[Opening PAGE EXTRACT section]

It was a beautiful, clear day when we arrived at Magome, eager to set off with our packs which now seemed excessively heavy, Wonderful views of Mt. Ena in the distance, We did not stop to see the museum, eager to start the walk. Much of the walking was through shady bcypress or bamboo forests, near noisy streams, or along old cobbled paths. The first third was a serious uphill trek over the Magmoe-toge pass. We stopped for lunch a a friendly noodle shop before continuing. Every so often there were bells to ring to ward off bears (none seen by ourselves)! The hike turned out to be quite strenuous for us, but we did go the distance to Tsumago, arriving at our Ryokan (Daikichi Minshuku) around 5. We layed out your own futon, changed into a yukata, enjoyed a much needed soak in a wonderful warm tub make of cypress (took some Advil for aching muscles!) and had a lovely meal of many small dishes including delicious small mushrooms, a smoke trout, tempura of beautiful vegetables with tea flavored salt, a few roasted crickets, a bit of duck, a little sashimi and a dish of delectable soft tofu eaten with a spoon, which is most but not all of what was on the tray! All the while we are sitting on the floor in the most ungainly, un-Japanese fashion with our legs stuck out in front of us. There were other guests from Spain, UK, and Australia. Bed felt wonderful, hard as the futons are when bones are aching. We agreed it had been a fine day, and hope to explore Tsumago in the morning.
Lunch time |
Along the road |
Mt. Ena |
"Ring bell hard against bears" |
Magome |
At the bus stop in Nakatusgawa |
Sunday, May 20, 2018
Nara with Hisato san and Kuniko san
A clear and cool day. We set off for Nara where we were met by Hisato Harada, one of Win's students, the oldest one. He and his wife have a lovely house and small Japanese garden, and they treated us to a long, leisurely and excellent meal, including one dish of rice, tuna and shrimp, another of boiled eggplant, chicken, leek and sesame, soy, ginger dressing, soup with delicious little clams, among other dishes. Wish I had the recipes. We exchanged many stories and pictures of grandchildren. Their daughter is married to a Peruvian and lives in Peru. Also spoke Yosuke Tomatsu by phone. He works with traumatized children in a school near the area of the Tsunami.

[Closing PAGE EXTRACT section]

## COMPLETE THE FOLLOWING
[1] Answer these from the travel journal:
(a) What were there every so often along the walk to ward off bears?
(b) Which countries were the other guests at the ryokan from?
(c) Whom does Yosuke Tomatsu work with, and where?
[2] Translate this sentence from the travel journal into Spanish: "Their daughter is married to a Peruvian and lives in Peru."
The extracted records are separate material and are not part of the travel journal.

[Opening MATERIAL SUPPLIED section]

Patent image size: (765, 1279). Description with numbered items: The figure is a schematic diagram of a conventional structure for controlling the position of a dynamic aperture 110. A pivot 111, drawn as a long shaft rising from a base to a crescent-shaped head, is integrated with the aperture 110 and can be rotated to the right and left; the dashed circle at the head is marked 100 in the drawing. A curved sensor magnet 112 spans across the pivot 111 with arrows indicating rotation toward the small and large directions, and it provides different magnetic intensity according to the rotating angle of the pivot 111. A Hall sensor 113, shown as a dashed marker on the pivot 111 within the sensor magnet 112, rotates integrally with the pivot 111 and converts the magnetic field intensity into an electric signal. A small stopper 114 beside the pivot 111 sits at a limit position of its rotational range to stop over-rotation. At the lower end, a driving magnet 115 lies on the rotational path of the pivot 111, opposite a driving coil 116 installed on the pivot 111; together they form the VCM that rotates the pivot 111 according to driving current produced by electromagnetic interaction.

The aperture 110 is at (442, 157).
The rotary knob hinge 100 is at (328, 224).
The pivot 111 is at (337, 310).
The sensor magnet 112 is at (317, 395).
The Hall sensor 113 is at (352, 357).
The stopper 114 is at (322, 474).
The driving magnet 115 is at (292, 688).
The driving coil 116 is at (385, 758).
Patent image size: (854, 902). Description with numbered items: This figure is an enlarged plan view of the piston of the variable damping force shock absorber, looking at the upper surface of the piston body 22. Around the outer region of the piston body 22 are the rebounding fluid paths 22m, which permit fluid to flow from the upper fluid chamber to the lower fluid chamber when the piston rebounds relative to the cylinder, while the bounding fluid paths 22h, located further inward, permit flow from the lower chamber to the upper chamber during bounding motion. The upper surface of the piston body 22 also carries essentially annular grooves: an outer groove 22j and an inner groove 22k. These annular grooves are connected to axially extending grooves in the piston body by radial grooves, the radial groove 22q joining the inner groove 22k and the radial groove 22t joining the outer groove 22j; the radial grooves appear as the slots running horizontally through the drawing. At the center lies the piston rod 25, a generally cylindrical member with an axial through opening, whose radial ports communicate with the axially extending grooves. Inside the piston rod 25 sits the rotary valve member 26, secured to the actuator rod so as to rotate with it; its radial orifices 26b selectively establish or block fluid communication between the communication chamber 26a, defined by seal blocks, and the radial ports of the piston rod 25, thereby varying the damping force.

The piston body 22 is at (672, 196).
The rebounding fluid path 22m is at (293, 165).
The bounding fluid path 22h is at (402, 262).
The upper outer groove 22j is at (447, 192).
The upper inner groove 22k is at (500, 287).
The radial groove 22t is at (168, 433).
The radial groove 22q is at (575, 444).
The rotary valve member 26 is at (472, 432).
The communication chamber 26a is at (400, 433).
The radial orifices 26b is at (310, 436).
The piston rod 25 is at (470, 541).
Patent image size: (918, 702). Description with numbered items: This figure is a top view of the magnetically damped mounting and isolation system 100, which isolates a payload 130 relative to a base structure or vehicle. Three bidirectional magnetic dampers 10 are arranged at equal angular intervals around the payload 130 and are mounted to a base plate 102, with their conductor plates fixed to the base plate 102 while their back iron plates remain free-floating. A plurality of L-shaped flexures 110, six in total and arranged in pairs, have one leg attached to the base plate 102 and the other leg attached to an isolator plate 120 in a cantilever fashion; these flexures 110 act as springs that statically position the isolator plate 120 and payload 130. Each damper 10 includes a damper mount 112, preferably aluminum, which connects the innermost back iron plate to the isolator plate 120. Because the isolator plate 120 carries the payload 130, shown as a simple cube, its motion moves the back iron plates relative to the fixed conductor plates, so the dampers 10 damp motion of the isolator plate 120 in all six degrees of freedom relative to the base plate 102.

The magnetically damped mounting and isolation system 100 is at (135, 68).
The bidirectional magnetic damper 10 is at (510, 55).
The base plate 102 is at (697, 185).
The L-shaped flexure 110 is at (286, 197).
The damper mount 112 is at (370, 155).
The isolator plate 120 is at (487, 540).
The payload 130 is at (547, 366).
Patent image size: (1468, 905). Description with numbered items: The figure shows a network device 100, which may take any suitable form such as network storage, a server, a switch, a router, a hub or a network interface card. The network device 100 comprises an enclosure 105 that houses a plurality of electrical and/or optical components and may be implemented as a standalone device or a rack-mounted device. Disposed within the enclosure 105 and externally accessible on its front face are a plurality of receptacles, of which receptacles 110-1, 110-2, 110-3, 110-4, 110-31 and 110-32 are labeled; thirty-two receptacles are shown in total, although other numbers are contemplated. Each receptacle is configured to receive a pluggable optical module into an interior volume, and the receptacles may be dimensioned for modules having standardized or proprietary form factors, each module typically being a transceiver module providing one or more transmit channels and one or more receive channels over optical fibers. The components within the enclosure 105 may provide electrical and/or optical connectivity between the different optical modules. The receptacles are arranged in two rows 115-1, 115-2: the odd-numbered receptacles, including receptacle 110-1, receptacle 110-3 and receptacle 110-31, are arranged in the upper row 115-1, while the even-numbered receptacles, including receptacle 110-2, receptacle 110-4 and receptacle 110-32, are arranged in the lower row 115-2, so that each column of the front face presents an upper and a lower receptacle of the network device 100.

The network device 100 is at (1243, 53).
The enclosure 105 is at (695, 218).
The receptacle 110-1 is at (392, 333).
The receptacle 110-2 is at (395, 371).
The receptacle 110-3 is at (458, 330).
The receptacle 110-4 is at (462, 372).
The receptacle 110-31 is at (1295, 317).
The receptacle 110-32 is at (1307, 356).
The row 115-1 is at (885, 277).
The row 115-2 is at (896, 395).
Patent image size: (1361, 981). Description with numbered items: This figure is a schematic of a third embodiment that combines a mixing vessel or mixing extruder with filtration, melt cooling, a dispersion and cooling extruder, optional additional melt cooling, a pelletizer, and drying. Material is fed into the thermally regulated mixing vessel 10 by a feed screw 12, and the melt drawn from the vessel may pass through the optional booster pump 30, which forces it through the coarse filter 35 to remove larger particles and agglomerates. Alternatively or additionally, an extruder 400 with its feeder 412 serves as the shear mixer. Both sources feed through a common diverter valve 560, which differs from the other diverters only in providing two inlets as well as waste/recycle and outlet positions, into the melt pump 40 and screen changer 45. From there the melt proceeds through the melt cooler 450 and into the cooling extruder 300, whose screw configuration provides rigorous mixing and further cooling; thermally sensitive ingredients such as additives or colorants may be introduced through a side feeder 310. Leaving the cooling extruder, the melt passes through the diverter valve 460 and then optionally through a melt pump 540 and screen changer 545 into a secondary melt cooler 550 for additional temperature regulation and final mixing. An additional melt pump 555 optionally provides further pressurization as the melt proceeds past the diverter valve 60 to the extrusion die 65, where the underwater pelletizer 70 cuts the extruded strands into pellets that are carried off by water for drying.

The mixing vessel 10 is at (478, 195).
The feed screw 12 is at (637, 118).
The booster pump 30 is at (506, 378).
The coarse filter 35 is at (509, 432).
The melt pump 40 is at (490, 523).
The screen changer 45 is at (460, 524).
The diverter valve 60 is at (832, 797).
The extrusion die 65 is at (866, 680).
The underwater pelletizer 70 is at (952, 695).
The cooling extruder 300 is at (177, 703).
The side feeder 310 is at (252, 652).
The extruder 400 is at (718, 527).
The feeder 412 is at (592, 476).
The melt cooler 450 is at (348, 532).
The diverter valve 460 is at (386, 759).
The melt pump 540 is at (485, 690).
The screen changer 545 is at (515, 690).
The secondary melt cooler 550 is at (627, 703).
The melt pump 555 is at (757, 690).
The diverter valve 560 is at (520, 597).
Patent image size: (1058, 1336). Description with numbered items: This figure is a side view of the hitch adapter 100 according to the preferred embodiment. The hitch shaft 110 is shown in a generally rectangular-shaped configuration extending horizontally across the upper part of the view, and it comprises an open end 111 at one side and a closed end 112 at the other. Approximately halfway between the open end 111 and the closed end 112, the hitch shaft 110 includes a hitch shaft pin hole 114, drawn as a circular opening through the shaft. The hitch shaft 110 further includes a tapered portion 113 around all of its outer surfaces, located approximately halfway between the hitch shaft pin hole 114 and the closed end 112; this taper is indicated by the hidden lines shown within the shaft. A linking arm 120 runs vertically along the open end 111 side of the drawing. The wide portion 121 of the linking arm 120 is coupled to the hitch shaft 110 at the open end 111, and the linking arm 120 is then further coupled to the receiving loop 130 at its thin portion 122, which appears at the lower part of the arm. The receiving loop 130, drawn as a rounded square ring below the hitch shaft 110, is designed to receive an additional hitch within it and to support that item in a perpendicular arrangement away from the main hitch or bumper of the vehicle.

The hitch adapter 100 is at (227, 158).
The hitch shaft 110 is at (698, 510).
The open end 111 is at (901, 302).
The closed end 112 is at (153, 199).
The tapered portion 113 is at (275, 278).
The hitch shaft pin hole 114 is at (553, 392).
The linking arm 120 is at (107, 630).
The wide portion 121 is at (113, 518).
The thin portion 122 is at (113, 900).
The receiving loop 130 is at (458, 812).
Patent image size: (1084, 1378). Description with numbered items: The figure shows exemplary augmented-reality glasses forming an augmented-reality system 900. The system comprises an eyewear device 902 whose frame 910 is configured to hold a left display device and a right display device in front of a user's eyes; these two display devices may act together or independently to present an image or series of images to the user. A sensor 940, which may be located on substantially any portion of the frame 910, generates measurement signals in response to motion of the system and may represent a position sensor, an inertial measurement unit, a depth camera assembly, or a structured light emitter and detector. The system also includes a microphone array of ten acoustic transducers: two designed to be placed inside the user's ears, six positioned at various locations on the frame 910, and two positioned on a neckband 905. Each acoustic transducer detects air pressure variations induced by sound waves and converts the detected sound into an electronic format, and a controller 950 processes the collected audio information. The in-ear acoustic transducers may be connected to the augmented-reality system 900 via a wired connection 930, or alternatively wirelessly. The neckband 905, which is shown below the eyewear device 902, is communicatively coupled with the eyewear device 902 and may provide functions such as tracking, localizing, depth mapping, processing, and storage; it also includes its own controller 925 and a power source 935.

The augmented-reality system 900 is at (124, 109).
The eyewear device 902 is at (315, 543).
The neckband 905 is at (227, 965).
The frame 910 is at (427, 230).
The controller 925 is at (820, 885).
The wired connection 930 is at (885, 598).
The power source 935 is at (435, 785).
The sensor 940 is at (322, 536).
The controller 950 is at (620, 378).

[Closing MATERIAL SUPPLIED section]

## RESULTS FOR THE EXERCISE
[1]
(a) Bells to ring.
(b) Spain, the UK, and Australia.
(c) Traumatized children, in a school near the area of the Tsunami.

[2] Su hija está casada con un peruano y vive en Perú.